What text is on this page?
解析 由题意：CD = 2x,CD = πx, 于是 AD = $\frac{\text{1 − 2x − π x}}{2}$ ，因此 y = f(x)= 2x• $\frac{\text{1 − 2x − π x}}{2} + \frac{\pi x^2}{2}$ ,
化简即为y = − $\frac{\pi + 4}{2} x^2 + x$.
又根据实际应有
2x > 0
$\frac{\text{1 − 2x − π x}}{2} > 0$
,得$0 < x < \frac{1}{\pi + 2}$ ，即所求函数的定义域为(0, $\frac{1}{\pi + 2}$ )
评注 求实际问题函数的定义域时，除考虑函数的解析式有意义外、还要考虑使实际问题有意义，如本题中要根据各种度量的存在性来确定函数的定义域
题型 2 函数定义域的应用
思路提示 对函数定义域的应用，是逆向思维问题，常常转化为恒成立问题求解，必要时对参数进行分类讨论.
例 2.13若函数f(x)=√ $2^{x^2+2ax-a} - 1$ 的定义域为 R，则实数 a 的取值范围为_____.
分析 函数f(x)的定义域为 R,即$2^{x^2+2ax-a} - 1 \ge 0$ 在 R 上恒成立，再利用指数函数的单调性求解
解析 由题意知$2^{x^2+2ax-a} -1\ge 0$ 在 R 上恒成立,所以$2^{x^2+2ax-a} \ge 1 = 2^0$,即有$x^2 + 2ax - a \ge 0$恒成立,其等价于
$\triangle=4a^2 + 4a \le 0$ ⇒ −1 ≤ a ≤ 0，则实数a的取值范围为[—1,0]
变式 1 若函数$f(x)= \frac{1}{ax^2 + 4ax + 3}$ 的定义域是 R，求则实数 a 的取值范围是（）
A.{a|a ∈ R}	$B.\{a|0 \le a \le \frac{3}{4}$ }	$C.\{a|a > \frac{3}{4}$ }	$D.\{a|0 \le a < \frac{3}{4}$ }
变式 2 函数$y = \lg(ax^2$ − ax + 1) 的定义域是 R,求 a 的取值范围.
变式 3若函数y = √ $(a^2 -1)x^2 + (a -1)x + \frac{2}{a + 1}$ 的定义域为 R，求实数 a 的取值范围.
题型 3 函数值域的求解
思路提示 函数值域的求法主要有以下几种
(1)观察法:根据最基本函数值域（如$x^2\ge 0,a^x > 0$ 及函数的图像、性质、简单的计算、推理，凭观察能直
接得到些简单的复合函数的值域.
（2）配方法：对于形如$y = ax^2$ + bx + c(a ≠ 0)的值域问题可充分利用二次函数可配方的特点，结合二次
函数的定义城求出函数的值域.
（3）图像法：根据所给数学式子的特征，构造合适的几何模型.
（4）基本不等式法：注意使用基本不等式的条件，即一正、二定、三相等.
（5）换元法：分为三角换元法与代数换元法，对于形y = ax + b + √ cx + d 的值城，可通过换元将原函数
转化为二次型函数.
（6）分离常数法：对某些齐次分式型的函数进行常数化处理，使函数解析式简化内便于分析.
——————
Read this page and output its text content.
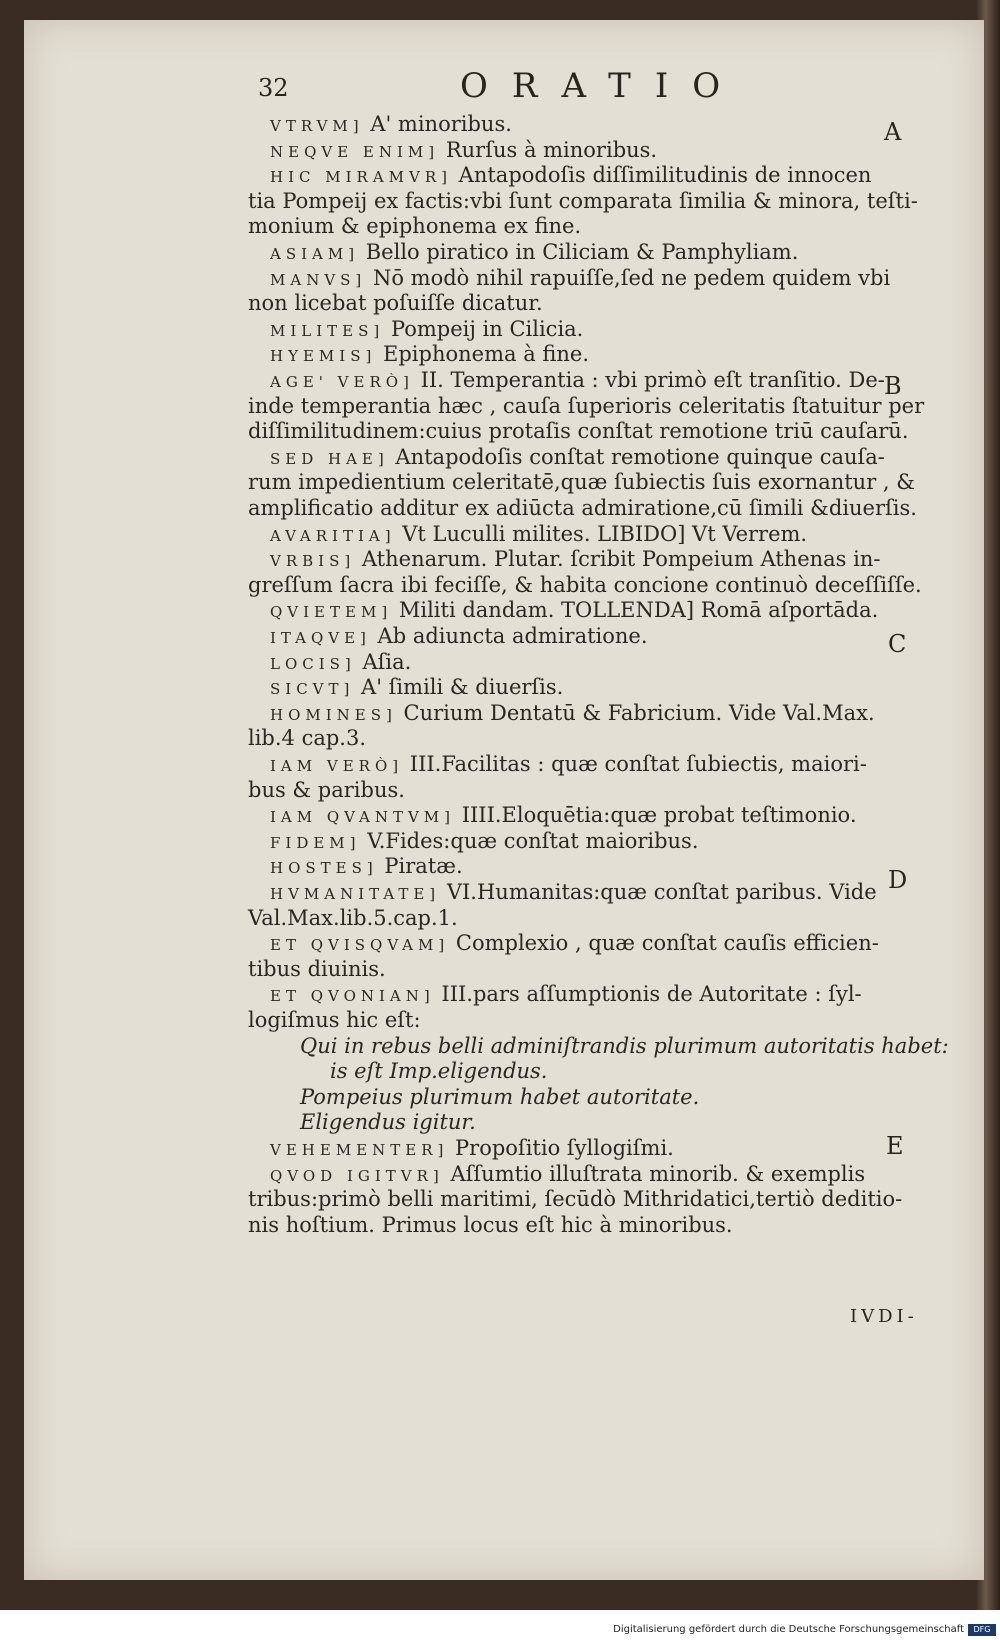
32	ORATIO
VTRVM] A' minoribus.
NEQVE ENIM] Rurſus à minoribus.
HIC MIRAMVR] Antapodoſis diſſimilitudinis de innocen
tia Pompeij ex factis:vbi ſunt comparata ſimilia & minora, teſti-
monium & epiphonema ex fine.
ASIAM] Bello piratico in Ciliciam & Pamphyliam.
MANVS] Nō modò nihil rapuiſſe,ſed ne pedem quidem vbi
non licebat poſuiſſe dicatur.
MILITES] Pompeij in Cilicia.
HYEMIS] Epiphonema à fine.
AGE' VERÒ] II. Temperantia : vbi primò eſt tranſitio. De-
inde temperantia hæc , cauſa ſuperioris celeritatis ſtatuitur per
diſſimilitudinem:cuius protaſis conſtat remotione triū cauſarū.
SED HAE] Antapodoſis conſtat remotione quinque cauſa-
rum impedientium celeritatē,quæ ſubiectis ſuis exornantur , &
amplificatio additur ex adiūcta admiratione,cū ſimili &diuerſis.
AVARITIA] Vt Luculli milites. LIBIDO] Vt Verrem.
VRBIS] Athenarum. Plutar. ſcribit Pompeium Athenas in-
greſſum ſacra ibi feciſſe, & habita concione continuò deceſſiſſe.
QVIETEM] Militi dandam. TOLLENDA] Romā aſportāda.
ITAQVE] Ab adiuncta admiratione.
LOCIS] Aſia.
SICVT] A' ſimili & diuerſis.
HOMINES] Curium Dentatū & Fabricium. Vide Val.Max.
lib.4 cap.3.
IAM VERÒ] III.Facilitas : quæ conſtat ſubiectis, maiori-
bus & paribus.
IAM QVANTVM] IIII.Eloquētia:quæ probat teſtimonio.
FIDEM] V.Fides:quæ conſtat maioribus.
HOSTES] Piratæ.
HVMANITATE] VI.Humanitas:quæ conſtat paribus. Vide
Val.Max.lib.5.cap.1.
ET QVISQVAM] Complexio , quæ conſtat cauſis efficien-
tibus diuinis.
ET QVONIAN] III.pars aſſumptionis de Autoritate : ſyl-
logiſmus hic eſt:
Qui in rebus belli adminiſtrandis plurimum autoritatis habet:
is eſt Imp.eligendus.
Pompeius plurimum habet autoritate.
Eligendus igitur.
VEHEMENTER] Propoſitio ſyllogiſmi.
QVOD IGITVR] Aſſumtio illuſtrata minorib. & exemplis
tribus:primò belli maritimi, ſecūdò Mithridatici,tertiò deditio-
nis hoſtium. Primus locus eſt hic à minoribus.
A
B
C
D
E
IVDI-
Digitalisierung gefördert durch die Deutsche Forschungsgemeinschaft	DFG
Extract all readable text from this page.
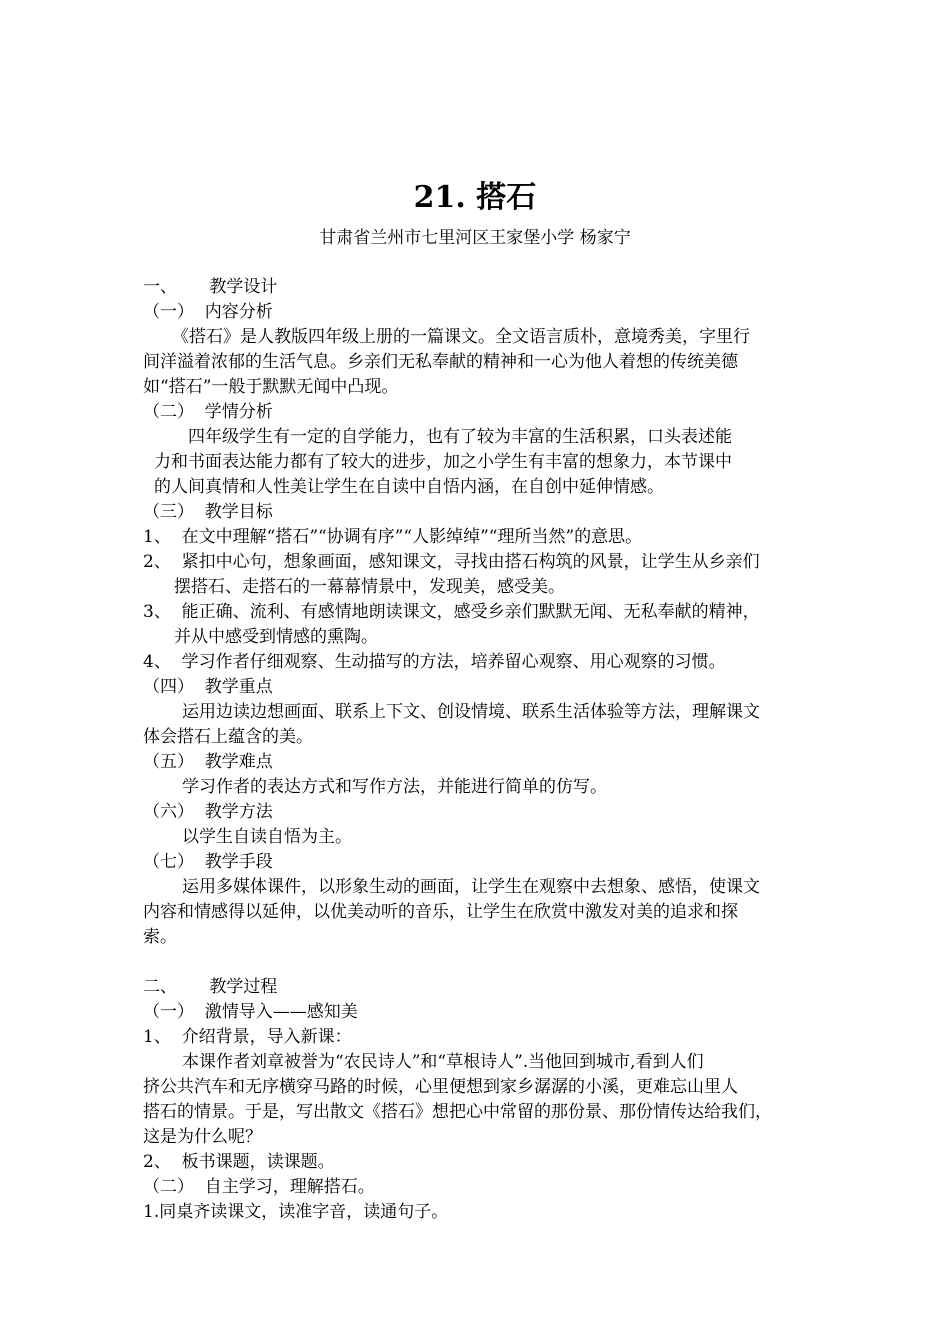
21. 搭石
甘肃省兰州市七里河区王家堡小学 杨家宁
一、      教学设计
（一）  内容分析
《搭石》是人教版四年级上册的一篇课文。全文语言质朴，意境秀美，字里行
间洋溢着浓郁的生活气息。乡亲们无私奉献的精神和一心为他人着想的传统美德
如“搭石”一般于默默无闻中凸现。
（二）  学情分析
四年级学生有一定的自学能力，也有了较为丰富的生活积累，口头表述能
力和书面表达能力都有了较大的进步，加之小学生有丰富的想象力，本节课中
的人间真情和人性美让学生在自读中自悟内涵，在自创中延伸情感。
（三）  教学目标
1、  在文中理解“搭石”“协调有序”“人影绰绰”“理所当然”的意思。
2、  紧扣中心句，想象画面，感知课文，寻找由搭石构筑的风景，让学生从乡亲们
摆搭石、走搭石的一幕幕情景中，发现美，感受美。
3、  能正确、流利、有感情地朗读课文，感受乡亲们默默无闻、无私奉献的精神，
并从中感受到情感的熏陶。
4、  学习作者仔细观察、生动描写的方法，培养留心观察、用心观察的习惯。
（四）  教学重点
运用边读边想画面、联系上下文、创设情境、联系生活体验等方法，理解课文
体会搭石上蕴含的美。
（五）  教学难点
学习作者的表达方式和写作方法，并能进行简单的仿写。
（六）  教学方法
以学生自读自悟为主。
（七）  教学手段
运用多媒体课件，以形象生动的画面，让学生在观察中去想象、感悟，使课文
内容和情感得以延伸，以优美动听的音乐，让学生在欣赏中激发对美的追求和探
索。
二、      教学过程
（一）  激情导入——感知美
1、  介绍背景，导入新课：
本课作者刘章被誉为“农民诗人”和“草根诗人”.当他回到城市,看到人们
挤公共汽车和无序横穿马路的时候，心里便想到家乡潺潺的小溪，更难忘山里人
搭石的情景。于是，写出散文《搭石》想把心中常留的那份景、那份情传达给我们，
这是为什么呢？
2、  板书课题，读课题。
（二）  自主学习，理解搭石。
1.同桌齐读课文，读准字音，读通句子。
——————
Work out the count of lines containing the word "belli", then write only that count.

2